Start

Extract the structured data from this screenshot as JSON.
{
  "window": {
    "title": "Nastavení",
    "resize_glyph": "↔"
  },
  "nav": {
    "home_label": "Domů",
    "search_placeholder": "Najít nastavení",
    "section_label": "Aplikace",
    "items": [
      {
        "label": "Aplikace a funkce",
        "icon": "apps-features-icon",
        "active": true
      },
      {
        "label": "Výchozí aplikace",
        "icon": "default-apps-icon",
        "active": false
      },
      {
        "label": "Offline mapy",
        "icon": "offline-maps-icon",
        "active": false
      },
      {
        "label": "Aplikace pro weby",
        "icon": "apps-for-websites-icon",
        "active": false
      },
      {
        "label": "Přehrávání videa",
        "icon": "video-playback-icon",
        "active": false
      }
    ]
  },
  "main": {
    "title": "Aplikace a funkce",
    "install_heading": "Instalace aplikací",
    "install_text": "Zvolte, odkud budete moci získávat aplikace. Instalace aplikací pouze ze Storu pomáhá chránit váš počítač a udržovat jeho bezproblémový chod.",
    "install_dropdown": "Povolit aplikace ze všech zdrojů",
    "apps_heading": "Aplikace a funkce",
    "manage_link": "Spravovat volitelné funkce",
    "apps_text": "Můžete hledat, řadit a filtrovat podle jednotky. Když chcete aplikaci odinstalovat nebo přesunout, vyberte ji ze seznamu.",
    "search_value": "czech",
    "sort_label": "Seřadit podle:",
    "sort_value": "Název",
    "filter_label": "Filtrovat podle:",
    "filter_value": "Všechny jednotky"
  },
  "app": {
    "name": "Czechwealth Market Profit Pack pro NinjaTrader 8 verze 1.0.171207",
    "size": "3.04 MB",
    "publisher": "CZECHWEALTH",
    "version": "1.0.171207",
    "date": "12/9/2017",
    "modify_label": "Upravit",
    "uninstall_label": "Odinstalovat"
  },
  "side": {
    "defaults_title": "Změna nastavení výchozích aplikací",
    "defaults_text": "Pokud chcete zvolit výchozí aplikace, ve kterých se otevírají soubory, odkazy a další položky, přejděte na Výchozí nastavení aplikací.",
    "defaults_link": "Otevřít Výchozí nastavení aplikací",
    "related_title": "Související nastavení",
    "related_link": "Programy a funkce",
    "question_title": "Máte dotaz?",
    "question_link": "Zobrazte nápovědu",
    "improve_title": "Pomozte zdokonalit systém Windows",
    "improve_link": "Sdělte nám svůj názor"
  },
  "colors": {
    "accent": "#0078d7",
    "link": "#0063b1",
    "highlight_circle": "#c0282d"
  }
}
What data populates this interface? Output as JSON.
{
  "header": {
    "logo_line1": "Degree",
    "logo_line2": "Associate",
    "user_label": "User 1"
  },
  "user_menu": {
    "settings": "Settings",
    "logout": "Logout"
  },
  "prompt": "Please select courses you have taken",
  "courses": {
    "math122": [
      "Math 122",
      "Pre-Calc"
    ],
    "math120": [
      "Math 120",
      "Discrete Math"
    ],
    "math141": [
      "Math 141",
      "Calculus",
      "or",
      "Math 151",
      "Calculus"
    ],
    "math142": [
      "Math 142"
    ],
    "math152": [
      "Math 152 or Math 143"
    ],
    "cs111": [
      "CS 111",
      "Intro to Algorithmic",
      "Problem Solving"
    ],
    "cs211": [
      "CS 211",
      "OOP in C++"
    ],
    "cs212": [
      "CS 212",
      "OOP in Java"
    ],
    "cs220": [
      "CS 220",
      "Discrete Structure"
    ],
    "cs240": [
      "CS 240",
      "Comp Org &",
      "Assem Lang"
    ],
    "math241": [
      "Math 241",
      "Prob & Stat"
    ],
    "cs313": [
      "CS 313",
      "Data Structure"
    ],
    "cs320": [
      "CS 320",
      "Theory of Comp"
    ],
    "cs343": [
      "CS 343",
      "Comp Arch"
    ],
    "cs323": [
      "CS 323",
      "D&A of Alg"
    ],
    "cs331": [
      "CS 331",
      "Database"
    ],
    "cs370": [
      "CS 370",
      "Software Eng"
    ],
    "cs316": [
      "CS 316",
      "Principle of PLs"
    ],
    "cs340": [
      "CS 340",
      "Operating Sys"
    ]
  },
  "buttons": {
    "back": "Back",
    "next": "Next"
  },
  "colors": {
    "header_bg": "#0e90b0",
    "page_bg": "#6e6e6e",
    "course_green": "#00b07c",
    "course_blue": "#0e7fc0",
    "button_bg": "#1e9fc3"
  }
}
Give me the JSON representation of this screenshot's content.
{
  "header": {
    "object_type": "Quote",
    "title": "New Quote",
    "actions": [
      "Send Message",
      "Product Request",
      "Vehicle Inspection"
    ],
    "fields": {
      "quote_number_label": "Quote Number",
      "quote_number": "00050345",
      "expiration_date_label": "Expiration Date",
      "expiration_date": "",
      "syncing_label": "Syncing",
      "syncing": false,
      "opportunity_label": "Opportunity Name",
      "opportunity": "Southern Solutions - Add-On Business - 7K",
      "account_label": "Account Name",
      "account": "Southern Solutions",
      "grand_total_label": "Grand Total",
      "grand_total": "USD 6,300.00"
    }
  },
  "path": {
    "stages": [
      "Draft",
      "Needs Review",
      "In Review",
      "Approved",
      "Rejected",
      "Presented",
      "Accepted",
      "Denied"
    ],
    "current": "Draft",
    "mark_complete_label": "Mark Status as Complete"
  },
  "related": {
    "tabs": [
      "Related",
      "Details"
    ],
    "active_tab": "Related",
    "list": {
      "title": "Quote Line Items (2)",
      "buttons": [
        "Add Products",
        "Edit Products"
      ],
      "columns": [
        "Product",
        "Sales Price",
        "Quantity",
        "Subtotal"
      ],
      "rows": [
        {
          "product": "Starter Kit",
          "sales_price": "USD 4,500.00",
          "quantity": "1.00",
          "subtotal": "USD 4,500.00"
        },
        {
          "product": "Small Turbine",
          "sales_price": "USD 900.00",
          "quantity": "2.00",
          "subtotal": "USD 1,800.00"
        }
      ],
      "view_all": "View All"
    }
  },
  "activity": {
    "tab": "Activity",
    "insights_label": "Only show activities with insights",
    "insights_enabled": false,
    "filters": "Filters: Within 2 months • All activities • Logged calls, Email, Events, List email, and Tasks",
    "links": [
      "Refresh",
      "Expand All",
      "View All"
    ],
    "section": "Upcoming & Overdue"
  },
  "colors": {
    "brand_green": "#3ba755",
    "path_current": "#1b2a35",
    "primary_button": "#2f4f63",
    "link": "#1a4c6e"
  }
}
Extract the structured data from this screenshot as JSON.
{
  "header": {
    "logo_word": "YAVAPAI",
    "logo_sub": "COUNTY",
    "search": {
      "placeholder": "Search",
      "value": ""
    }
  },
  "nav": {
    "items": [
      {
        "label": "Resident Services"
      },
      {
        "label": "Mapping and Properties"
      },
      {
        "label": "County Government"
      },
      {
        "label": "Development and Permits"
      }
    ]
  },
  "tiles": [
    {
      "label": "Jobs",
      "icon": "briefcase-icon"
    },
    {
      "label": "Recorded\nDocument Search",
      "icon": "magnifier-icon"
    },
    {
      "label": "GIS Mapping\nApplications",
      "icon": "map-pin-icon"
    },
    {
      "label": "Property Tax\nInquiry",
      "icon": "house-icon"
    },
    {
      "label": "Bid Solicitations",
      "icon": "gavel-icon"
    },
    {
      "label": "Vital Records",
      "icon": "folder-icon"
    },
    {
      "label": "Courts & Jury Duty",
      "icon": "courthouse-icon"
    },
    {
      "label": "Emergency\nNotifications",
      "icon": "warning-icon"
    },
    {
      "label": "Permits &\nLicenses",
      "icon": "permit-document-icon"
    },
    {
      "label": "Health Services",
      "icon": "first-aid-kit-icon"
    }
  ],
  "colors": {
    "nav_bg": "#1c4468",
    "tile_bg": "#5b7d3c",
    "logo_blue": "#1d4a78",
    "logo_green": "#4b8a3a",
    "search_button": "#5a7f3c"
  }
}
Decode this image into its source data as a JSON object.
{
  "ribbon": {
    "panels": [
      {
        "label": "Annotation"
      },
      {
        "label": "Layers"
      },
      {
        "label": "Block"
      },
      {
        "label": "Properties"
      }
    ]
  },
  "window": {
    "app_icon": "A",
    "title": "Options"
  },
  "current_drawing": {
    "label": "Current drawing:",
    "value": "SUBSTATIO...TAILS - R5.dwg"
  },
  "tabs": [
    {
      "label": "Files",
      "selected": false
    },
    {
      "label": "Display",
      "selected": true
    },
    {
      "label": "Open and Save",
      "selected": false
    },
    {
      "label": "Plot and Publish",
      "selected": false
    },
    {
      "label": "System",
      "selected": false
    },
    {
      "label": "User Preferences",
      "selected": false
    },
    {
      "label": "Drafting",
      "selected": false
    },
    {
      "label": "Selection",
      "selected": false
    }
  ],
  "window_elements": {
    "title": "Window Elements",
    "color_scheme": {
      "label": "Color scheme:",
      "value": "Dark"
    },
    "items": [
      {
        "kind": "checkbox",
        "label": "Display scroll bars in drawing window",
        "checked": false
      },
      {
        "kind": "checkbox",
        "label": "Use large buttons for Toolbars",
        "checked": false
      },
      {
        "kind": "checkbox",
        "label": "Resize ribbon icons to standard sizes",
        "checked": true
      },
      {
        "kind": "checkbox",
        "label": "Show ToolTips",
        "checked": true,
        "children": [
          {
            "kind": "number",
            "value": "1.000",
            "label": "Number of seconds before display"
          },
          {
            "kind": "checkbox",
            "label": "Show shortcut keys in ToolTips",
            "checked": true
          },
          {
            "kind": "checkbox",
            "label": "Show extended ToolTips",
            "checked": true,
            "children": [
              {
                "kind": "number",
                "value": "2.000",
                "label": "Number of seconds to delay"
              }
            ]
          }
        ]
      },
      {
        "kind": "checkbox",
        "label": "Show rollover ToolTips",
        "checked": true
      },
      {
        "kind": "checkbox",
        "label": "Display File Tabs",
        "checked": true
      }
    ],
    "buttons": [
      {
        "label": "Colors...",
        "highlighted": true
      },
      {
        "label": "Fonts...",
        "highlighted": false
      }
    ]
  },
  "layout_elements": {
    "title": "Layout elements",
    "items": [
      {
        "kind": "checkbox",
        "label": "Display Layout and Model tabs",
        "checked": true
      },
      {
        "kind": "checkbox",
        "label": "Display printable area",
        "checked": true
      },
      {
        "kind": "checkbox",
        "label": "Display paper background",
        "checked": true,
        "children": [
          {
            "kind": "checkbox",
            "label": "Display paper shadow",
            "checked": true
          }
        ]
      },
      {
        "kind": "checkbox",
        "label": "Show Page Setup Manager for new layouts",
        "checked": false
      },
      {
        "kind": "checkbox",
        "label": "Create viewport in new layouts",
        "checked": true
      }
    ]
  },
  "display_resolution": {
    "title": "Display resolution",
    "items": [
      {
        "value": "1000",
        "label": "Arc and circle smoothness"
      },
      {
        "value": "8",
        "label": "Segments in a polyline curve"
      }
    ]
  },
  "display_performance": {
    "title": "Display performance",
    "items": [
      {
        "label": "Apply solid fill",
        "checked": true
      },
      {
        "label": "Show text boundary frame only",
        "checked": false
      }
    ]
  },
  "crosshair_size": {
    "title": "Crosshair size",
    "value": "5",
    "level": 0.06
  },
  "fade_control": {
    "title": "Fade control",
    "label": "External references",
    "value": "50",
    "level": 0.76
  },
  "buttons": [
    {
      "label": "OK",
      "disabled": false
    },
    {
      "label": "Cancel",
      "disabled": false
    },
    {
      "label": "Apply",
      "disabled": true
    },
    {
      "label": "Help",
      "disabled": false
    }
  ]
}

End

(Written exercise): Identify all lines in the records above with the word "funkce".

(Full answer):
        "label": "Aplikace a funkce",
    "title": "Aplikace a funkce",
    "apps_heading": "Aplikace a funkce",
    "manage_link": "Spravovat volitelné funkce",
    "related_link": "Programy a funkce",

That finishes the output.